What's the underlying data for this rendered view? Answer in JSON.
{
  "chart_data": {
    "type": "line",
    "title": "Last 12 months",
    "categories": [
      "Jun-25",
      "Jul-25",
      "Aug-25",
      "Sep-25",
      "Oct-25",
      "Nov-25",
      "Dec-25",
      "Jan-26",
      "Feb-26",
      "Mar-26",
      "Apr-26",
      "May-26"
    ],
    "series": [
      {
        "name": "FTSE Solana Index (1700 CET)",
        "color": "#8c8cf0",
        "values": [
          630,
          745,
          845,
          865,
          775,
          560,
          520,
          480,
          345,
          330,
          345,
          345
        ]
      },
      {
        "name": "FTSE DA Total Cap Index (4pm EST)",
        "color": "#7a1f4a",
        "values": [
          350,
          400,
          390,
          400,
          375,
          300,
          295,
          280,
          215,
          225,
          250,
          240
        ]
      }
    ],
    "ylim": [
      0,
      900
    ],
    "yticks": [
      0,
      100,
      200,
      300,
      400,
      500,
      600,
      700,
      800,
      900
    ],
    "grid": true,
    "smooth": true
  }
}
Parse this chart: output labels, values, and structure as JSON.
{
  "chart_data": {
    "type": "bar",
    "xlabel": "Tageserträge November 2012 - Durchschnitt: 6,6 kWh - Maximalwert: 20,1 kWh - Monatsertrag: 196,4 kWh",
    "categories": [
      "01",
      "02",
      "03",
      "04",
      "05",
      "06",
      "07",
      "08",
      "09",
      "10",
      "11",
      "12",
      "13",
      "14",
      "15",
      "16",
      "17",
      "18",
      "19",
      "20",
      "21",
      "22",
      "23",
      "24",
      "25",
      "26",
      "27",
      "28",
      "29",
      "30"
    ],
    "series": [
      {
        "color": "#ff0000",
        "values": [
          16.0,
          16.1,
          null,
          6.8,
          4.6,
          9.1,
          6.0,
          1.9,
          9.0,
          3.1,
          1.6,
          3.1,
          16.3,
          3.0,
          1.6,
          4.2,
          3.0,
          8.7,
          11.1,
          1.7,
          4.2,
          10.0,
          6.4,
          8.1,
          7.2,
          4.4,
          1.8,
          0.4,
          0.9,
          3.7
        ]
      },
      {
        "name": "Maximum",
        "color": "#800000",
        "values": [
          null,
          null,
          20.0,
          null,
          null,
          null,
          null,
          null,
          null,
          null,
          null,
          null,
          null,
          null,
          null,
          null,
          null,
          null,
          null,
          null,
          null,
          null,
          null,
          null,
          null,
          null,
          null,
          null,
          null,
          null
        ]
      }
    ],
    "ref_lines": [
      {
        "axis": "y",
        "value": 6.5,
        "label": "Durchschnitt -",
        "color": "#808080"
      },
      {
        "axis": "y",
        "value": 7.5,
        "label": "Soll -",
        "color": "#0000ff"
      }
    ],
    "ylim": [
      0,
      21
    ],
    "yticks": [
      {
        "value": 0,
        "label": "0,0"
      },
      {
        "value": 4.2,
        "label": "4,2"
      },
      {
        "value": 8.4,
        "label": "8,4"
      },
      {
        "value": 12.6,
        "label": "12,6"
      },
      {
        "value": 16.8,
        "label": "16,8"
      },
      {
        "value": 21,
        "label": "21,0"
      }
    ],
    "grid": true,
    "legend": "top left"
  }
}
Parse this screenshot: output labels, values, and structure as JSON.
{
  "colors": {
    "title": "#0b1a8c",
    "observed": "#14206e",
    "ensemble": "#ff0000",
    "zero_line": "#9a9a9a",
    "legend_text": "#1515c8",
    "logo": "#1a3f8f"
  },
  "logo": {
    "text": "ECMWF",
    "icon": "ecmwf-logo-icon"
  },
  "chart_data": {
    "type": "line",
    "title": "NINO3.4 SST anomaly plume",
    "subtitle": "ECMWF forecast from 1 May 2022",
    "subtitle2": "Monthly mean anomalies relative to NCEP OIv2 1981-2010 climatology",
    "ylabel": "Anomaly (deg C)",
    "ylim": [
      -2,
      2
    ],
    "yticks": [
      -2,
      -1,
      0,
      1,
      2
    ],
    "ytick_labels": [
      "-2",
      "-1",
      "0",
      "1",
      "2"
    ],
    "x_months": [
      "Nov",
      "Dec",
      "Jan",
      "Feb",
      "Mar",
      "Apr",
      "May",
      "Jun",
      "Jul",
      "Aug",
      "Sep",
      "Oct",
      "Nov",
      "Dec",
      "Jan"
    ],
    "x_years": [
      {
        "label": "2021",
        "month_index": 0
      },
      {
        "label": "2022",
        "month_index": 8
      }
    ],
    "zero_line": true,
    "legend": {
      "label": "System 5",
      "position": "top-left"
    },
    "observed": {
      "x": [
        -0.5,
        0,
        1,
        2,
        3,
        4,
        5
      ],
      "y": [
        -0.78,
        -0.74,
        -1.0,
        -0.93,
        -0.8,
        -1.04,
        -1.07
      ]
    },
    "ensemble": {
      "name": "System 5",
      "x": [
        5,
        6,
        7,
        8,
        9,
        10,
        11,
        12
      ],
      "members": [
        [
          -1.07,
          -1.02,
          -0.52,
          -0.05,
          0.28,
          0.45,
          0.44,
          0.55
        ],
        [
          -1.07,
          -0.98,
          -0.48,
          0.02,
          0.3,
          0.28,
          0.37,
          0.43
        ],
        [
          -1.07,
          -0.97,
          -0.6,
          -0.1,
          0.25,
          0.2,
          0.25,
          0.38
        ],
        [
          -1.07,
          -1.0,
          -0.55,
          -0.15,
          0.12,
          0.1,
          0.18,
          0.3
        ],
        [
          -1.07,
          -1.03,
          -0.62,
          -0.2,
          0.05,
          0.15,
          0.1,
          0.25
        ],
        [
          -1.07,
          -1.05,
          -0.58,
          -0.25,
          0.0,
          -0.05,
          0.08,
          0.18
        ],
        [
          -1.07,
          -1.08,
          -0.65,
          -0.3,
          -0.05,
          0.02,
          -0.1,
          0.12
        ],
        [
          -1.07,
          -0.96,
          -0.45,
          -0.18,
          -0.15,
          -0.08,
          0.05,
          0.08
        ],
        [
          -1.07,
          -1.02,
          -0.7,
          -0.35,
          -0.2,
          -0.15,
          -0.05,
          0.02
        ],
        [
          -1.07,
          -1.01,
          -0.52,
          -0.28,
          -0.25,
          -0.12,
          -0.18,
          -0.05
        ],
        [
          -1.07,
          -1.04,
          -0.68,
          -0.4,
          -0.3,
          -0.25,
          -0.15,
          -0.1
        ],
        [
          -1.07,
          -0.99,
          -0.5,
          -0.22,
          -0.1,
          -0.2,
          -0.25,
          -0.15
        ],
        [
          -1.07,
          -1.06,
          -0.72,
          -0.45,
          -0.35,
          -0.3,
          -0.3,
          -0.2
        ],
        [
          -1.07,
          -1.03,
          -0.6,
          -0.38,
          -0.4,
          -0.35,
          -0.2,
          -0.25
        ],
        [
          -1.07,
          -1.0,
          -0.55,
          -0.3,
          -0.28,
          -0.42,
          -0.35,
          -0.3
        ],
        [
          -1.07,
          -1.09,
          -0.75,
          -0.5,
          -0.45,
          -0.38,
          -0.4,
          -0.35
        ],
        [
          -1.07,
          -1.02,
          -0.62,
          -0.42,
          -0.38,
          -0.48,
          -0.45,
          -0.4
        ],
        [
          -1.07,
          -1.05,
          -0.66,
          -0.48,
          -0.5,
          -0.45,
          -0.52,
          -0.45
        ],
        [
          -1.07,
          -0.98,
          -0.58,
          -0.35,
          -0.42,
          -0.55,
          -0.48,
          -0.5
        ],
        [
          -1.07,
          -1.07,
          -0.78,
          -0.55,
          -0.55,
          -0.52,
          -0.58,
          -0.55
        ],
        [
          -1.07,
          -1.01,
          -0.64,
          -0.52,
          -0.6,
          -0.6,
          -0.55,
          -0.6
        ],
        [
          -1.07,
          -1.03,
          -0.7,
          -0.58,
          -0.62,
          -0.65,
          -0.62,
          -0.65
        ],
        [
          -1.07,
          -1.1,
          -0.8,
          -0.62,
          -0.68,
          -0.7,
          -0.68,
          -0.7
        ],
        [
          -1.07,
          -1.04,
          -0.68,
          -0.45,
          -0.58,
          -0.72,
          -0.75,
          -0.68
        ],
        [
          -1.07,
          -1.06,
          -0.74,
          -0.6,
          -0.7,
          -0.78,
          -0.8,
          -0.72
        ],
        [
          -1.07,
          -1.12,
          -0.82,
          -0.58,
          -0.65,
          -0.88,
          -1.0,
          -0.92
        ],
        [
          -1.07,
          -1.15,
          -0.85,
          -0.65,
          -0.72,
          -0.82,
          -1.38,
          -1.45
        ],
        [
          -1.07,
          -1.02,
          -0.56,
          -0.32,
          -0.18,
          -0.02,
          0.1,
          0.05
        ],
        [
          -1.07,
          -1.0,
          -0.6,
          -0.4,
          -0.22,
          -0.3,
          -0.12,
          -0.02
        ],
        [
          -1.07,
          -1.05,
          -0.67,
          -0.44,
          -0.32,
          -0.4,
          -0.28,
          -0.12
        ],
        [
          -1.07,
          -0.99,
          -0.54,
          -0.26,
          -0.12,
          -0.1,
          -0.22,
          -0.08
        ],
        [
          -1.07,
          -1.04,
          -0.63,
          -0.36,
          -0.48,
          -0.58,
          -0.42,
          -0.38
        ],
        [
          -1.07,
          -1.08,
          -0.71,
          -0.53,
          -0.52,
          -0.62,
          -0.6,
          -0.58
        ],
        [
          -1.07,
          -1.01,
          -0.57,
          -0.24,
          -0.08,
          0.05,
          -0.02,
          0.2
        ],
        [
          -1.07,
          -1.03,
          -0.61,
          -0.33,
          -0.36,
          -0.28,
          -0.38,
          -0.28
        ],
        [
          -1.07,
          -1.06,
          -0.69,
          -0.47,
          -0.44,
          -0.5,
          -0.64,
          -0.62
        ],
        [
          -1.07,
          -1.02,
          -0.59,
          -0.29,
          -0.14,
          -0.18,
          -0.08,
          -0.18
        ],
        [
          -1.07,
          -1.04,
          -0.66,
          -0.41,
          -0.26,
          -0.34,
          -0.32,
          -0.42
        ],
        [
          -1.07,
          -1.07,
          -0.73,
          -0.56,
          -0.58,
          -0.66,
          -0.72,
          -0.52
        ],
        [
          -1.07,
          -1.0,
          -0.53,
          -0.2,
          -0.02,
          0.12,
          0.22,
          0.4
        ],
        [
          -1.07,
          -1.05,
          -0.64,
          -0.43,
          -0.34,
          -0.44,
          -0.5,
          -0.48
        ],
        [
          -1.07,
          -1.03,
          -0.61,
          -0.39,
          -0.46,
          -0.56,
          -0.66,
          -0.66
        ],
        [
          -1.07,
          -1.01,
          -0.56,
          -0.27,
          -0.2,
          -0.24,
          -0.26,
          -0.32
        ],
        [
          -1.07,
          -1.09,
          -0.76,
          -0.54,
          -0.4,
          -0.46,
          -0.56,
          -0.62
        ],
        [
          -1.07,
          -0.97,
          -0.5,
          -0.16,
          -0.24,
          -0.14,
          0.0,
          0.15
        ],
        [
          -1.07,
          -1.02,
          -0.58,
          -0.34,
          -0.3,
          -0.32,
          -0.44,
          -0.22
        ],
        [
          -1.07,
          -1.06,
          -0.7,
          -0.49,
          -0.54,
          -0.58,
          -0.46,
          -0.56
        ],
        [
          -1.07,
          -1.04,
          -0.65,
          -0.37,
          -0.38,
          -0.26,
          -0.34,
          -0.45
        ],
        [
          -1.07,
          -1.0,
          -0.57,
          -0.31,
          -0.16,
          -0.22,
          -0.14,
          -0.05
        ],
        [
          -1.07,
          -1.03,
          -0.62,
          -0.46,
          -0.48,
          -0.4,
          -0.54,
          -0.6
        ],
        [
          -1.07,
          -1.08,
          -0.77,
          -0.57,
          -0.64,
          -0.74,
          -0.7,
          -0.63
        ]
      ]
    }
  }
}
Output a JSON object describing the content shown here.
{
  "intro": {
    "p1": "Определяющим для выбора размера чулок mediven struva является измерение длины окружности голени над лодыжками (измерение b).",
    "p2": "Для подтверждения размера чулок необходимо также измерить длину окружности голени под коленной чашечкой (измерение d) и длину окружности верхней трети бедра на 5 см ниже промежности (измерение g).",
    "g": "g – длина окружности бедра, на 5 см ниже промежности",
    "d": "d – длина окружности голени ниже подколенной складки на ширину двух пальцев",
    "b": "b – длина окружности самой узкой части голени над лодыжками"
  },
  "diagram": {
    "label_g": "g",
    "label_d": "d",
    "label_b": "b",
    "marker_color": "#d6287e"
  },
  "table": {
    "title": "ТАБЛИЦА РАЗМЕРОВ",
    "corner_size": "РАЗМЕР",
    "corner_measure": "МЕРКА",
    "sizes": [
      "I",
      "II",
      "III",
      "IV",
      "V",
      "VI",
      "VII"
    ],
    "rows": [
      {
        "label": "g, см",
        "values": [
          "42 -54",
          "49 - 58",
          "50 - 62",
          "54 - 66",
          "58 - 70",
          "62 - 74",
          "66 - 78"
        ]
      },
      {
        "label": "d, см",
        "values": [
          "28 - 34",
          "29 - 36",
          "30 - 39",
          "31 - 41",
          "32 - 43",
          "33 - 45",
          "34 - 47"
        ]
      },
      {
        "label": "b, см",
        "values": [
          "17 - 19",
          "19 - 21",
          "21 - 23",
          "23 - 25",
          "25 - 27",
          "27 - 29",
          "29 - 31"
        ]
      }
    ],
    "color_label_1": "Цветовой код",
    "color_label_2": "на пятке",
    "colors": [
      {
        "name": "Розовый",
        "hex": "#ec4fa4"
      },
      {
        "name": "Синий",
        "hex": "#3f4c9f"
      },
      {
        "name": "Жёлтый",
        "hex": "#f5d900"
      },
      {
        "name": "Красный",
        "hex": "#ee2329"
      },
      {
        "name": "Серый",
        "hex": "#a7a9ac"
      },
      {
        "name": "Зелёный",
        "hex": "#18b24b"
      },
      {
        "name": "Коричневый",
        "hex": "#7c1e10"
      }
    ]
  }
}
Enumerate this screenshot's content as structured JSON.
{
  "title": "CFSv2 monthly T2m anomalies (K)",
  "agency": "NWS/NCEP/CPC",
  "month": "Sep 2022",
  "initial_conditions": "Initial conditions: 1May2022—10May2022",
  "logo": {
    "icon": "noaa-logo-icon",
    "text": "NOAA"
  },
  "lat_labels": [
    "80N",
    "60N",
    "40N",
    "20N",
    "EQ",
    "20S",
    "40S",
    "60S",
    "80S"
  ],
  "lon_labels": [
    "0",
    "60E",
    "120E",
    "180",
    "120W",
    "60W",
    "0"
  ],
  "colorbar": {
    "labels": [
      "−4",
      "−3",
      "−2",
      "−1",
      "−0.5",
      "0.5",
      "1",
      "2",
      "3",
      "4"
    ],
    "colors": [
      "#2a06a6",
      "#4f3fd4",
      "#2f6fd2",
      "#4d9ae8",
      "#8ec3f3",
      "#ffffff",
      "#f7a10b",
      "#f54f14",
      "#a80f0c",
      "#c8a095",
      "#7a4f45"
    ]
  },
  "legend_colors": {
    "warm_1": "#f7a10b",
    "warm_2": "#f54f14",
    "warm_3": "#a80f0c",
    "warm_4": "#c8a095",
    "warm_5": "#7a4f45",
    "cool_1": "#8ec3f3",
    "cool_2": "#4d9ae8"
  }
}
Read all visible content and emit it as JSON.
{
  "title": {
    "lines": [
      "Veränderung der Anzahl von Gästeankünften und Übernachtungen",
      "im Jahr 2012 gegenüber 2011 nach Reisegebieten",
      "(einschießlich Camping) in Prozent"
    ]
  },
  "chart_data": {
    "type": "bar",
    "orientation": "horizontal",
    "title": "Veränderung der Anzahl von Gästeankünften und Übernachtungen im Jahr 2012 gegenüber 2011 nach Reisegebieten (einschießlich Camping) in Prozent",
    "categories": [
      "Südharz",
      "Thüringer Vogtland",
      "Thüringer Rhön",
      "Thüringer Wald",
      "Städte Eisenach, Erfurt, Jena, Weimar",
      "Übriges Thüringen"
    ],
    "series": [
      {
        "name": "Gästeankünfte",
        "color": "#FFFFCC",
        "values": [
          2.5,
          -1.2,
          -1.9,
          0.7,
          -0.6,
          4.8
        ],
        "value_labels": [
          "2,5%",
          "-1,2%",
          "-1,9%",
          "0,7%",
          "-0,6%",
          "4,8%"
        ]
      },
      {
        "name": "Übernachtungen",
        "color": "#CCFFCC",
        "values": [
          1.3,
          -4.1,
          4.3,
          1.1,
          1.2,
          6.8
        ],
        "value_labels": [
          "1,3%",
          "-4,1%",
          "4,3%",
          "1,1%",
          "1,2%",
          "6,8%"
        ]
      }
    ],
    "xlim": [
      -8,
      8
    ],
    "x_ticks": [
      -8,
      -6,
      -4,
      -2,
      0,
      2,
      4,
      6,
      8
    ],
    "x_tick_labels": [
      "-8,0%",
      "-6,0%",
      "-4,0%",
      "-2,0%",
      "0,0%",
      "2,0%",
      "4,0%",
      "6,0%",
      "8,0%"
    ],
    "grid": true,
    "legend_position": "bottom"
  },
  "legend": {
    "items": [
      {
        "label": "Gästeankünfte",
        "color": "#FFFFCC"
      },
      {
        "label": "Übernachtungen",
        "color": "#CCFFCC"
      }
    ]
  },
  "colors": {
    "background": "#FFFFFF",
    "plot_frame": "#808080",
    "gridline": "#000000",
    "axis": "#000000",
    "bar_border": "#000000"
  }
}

........

● WRITTEN REQUEST:
Read the lines above. Gather those in which the string "лодыжками" is found.

● OUTPUT FOR THIS TASK:
    "p1": "Определяющим для выбора размера чулок mediven struva является измерение длины окружности голени над лодыжками (измерение b).",
    "b": "b – длина окружности самой узкой части голени над лодыжками"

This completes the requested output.